» SET TASK:
Every line must be returned precisely as it is written.

Saved data entries

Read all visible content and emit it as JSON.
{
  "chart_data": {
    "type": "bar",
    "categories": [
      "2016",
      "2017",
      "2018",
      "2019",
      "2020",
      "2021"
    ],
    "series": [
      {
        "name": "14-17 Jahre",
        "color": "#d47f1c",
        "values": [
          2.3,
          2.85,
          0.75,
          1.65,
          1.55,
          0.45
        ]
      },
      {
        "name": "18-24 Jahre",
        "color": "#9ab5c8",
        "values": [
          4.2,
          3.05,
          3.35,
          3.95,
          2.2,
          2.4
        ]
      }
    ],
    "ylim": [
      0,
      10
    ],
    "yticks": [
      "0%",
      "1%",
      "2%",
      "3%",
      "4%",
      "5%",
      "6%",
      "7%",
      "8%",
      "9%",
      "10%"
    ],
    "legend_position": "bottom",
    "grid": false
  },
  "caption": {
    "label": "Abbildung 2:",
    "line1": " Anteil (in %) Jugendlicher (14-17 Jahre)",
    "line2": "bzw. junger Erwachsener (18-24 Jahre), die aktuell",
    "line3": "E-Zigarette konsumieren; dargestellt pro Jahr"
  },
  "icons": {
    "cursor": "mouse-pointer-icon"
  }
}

» REPLY TO THE EXERCISE:
Read all visible content and emit it as JSON.
{
  "chart_data": {
    "type": "bar",
    "categories": [
      "2016",
      "2017",
      "2018",
      "2019",
      "2020",
      "2021"
    ],
    "series": [
      {
        "name": "14-17 Jahre",
        "color": "#d47f1c",
        "values": [
          2.3,
          2.85,
          0.75,
          1.65,
          1.55,
          0.45
        ]
      },
      {
        "name": "18-24 Jahre",
        "color": "#9ab5c8",
        "values": [
          4.2,
          3.05,
          3.35,
          3.95,
          2.2,
          2.4
        ]
      }
    ],
    "ylim": [
      0,
      10
    ],
    "yticks": [
      "0%",
      "1%",
      "2%",
      "3%",
      "4%",
      "5%",
      "6%",
      "7%",
      "8%",
      "9%",
      "10%"
    ],
    "legend_position": "bottom",
    "grid": false
  },
  "caption": {
    "label": "Abbildung 2:",
    "line1": " Anteil (in %) Jugendlicher (14-17 Jahre)",
    "line2": "bzw. junger Erwachsener (18-24 Jahre), die aktuell",
    "line3": "E-Zigarette konsumieren; dargestellt pro Jahr"
  },
  "icons": {
    "cursor": "mouse-pointer-icon"
  }
}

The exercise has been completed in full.